§ **Фрагмент страницы**:
▶

Поскольку тогда все талдычили о типическом в литературе и понять что-либо стало совсем уже невозможно, я решил подойти к вопросу по-своему: отправился в городскую библиотеку и отыскал все, что было написано о «Пепле и алмазе», рассчитывая узнать мнение разных мудрецов о моей любимой книге. И вот тут-то я вконец запутался.
Критики, как правило, рассыпались в похвалах, упрекая Анджеевского единственно за то, что образы коммунистов в его книге слабее, чем Мацека Хелмицкого и других отрицательных героев — тут я тоже сознательно обхожусь без кавычек. Помню, профессор Стефан Жулкевский написал: «Щука представлен нам самым стереотипным способом — как воплощение моральных устоев». Щука — усталый, лишенный иллюзий, не верящий в возможность скорой победы революции человек — не казался марксистским критикам правдивой фигурой.

◀

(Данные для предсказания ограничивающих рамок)
▶

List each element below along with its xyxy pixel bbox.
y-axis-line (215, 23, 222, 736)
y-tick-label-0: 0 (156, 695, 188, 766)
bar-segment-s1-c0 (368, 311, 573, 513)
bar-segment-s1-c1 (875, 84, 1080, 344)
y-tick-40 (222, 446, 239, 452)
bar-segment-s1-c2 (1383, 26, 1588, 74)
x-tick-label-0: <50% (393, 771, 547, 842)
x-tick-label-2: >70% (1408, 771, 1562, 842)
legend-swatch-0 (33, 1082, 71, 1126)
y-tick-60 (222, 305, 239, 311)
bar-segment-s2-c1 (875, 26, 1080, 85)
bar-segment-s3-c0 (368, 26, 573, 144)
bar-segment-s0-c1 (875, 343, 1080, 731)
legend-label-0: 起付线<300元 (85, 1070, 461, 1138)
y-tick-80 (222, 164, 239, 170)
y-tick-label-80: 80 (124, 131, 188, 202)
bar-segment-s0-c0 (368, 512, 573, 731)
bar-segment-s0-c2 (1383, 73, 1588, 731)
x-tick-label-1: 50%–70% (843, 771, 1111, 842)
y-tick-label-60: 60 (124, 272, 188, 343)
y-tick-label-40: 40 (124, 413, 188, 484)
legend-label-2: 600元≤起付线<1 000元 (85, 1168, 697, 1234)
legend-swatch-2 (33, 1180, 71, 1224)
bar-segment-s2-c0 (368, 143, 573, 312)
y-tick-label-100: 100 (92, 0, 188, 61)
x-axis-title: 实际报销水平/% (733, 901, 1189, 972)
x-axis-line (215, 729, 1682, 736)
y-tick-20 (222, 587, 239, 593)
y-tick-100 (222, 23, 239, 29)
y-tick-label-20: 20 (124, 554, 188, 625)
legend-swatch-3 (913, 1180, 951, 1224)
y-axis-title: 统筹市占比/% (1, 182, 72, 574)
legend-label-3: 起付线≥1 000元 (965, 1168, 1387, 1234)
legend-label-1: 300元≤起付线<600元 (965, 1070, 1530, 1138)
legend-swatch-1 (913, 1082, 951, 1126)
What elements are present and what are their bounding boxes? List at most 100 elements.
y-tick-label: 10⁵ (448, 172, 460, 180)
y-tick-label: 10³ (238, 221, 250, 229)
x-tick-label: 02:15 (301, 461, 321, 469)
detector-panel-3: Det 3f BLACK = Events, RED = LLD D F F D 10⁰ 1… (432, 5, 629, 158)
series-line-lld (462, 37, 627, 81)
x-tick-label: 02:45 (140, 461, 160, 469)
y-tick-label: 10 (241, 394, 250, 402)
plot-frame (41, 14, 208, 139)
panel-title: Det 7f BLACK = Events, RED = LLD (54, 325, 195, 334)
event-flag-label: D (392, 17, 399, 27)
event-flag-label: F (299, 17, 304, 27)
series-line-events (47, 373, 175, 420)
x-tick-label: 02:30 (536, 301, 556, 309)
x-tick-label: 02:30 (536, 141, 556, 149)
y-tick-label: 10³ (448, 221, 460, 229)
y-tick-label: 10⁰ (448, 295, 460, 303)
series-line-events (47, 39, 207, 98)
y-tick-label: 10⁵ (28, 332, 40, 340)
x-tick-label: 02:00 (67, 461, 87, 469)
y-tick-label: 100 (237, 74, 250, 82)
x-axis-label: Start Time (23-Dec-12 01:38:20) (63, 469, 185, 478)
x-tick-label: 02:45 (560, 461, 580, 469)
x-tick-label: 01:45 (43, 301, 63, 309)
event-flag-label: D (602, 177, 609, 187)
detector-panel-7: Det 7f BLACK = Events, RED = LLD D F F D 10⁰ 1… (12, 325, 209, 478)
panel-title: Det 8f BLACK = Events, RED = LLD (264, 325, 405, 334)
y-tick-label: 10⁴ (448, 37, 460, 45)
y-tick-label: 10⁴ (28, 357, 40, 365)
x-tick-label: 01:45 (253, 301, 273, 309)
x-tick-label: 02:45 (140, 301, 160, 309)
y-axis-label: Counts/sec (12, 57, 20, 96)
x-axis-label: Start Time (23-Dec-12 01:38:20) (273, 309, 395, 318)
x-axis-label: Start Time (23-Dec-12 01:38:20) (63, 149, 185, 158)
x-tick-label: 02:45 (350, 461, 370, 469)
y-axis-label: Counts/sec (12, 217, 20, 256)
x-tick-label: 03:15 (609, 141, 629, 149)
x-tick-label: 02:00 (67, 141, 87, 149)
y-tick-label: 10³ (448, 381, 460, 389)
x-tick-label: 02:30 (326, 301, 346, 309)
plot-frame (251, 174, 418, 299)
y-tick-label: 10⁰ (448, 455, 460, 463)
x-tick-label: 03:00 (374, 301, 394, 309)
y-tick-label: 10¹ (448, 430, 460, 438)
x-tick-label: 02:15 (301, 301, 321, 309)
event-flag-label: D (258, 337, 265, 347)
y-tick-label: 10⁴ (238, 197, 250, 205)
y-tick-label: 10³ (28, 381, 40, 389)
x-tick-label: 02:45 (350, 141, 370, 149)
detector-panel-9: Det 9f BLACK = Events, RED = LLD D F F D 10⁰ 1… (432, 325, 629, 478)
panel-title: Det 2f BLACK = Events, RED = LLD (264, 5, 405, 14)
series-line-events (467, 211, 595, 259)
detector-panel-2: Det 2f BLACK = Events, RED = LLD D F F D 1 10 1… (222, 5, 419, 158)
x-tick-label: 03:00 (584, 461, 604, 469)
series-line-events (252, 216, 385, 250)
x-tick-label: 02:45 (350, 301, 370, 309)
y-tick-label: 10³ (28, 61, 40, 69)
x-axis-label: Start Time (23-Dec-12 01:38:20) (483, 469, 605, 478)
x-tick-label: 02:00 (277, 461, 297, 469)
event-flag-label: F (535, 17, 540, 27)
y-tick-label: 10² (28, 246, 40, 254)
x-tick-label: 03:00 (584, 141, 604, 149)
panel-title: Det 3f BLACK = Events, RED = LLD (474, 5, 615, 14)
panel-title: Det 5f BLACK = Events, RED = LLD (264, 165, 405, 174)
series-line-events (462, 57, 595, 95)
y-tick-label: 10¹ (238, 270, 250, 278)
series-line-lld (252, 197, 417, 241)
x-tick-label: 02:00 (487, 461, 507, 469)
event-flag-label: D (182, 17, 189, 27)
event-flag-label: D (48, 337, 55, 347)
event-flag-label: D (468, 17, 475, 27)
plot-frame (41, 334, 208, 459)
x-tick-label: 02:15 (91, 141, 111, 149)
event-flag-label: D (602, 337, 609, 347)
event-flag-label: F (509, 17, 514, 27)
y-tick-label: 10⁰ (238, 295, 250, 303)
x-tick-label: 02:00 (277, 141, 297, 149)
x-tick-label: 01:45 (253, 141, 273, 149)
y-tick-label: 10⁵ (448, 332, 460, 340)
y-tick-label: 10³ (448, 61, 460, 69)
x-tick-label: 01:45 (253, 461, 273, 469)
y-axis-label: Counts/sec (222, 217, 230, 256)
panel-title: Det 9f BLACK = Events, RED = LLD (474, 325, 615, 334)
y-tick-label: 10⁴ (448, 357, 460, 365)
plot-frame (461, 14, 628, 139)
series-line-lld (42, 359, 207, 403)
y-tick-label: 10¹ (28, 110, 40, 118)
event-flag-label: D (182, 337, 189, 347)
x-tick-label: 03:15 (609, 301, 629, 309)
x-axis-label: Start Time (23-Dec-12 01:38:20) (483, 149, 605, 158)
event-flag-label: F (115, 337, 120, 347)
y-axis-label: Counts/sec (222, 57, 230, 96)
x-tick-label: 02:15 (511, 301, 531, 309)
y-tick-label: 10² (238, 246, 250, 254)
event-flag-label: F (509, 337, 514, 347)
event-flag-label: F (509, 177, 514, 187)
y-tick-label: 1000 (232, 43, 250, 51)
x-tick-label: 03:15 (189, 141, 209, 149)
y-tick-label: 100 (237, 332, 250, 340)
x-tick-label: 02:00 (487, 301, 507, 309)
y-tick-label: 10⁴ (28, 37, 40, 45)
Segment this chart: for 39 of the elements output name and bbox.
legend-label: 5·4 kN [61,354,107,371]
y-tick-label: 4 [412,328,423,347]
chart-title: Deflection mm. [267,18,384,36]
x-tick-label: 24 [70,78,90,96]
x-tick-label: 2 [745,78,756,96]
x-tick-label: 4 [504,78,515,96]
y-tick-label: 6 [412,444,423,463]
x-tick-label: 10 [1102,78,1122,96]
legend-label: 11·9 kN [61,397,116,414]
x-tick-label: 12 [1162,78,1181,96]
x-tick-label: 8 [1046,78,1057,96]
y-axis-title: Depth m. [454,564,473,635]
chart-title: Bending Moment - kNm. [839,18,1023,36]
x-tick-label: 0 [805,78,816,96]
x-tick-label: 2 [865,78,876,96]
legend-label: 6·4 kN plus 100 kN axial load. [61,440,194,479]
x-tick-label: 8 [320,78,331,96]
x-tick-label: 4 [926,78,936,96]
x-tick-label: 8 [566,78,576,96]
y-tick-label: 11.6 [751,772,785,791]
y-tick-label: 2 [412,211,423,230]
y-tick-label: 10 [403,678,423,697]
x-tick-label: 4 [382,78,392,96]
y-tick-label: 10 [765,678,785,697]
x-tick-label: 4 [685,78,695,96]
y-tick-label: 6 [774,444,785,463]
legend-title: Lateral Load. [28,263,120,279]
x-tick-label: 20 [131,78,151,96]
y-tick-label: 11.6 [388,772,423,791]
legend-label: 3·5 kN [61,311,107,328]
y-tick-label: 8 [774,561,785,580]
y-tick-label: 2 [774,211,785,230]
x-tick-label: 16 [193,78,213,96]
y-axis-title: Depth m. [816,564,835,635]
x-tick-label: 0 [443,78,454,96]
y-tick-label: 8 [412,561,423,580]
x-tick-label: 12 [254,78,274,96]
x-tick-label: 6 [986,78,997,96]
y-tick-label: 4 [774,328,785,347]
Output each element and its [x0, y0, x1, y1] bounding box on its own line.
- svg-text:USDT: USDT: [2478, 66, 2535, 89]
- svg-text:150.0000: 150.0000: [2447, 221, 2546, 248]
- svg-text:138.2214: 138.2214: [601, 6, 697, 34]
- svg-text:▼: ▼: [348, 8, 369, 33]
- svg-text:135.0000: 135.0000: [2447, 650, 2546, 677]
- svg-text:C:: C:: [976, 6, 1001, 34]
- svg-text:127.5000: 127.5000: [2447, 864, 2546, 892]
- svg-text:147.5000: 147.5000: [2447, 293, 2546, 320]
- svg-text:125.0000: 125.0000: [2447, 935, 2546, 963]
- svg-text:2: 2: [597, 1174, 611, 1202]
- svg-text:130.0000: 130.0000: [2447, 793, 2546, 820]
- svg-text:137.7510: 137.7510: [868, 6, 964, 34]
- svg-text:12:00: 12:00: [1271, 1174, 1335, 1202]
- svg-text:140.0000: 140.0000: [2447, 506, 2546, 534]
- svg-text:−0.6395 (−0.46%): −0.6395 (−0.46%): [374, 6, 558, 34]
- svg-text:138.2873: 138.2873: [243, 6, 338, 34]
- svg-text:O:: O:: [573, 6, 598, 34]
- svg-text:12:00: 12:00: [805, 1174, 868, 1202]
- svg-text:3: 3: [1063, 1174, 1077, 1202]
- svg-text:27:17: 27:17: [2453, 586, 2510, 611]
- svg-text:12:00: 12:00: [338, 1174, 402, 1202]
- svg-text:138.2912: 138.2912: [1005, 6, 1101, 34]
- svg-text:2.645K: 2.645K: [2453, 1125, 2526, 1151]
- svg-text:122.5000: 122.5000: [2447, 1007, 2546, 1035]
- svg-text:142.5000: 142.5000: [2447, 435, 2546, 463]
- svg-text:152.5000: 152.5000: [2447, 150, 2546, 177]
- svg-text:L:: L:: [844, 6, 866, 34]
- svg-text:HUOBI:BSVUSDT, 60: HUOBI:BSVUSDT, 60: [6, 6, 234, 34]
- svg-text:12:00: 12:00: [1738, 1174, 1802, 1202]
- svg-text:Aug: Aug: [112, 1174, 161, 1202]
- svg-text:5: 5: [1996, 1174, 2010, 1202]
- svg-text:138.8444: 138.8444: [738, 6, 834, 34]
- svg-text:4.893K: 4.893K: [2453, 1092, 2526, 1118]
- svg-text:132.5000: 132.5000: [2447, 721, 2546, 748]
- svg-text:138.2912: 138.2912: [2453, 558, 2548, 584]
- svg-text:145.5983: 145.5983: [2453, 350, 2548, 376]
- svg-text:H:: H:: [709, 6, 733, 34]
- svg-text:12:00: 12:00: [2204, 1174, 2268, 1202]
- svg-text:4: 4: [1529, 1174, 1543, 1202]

◀

§ **Что требуется**: Продолжите текст о критических отзывах на «Пепел и алмаз», начав сразу после его последнего предложения.

§ **Ответ на задание**:
Подобные упреки адресовались и Подгурскому, другому коммунисту из «Пепла и алмаза». Подгурский проигрывает свой первый поединок с новой действительностью; его система моральных и этических ценностей рушится при соприкосновении с реальностью, и он не решается посадить в тюрьму человека, который в концлагере исполнял обязанности капо. Он пытается этого человека судить, но судить другого можно, лишь опираясь на собственный опыт, а Подгурский в концлагере не сидел. Не пережив того, что, безусловно, довелось пережить кумиру его молодости, он не решается отправить в тюрьму человека, на долю которого выпали непосильные испытания, и отпускает его. Это очень здорово, но именно за это критики-марксисты корили Анджеевского; я же тогда понял, что ум нельзя заменить представлением о том, как надлежит мыслить.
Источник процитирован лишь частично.